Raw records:

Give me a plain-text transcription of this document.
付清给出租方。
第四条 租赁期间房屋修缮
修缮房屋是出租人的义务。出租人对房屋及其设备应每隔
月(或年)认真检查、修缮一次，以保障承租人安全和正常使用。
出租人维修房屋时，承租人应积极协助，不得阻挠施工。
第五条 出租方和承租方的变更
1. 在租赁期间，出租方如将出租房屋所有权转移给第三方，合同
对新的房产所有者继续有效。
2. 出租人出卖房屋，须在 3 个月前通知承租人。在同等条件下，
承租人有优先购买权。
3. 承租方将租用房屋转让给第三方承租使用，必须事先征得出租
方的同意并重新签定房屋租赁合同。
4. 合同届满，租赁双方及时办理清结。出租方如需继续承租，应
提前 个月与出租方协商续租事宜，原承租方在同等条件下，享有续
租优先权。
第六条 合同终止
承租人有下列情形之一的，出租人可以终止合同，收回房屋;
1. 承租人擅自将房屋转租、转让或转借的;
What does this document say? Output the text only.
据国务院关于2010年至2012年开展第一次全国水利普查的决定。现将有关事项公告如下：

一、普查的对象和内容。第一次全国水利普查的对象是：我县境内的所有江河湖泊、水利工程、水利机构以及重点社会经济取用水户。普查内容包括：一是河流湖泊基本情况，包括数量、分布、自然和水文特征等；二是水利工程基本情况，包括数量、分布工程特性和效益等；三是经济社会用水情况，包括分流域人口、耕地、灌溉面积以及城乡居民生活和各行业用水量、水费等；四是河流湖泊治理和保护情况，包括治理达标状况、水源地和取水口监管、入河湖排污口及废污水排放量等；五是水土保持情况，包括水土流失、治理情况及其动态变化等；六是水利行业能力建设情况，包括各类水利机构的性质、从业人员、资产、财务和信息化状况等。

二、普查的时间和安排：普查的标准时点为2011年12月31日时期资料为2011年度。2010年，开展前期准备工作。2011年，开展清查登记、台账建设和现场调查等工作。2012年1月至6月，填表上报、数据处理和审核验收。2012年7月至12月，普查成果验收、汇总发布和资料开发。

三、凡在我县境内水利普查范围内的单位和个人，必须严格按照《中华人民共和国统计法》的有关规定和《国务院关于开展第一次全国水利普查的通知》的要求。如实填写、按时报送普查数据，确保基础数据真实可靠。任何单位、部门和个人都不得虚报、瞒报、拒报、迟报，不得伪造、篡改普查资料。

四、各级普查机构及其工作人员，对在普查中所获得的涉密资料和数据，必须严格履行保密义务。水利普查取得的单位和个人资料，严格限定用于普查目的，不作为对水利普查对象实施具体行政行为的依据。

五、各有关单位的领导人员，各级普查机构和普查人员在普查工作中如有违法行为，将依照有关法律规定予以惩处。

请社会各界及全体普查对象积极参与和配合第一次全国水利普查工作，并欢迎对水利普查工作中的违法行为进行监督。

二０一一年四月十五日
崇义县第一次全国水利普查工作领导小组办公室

* [EXERCISE PROMPT]: Beginning with the line that contains "What does this", repeat every line through the end of the records and nothing more.

* [TASK OUTPUT]:
What does this document say? Output the text only.
据国务院关于2010年至2012年开展第一次全国水利普查的决定。现将有关事项公告如下：

一、普查的对象和内容。第一次全国水利普查的对象是：我县境内的所有江河湖泊、水利工程、水利机构以及重点社会经济取用水户。普查内容包括：一是河流湖泊基本情况，包括数量、分布、自然和水文特征等；二是水利工程基本情况，包括数量、分布工程特性和效益等；三是经济社会用水情况，包括分流域人口、耕地、灌溉面积以及城乡居民生活和各行业用水量、水费等；四是河流湖泊治理和保护情况，包括治理达标状况、水源地和取水口监管、入河湖排污口及废污水排放量等；五是水土保持情况，包括水土流失、治理情况及其动态变化等；六是水利行业能力建设情况，包括各类水利机构的性质、从业人员、资产、财务和信息化状况等。

二、普查的时间和安排：普查的标准时点为2011年12月31日时期资料为2011年度。2010年，开展前期准备工作。2011年，开展清查登记、台账建设和现场调查等工作。2012年1月至6月，填表上报、数据处理和审核验收。2012年7月至12月，普查成果验收、汇总发布和资料开发。

三、凡在我县境内水利普查范围内的单位和个人，必须严格按照《中华人民共和国统计法》的有关规定和《国务院关于开展第一次全国水利普查的通知》的要求。如实填写、按时报送普查数据，确保基础数据真实可靠。任何单位、部门和个人都不得虚报、瞒报、拒报、迟报，不得伪造、篡改普查资料。

四、各级普查机构及其工作人员，对在普查中所获得的涉密资料和数据，必须严格履行保密义务。水利普查取得的单位和个人资料，严格限定用于普查目的，不作为对水利普查对象实施具体行政行为的依据。

五、各有关单位的领导人员，各级普查机构和普查人员在普查工作中如有违法行为，将依照有关法律规定予以惩处。

请社会各界及全体普查对象积极参与和配合第一次全国水利普查工作，并欢迎对水利普查工作中的违法行为进行监督。

二０一一年四月十五日
崇义县第一次全国水利普查工作领导小组办公室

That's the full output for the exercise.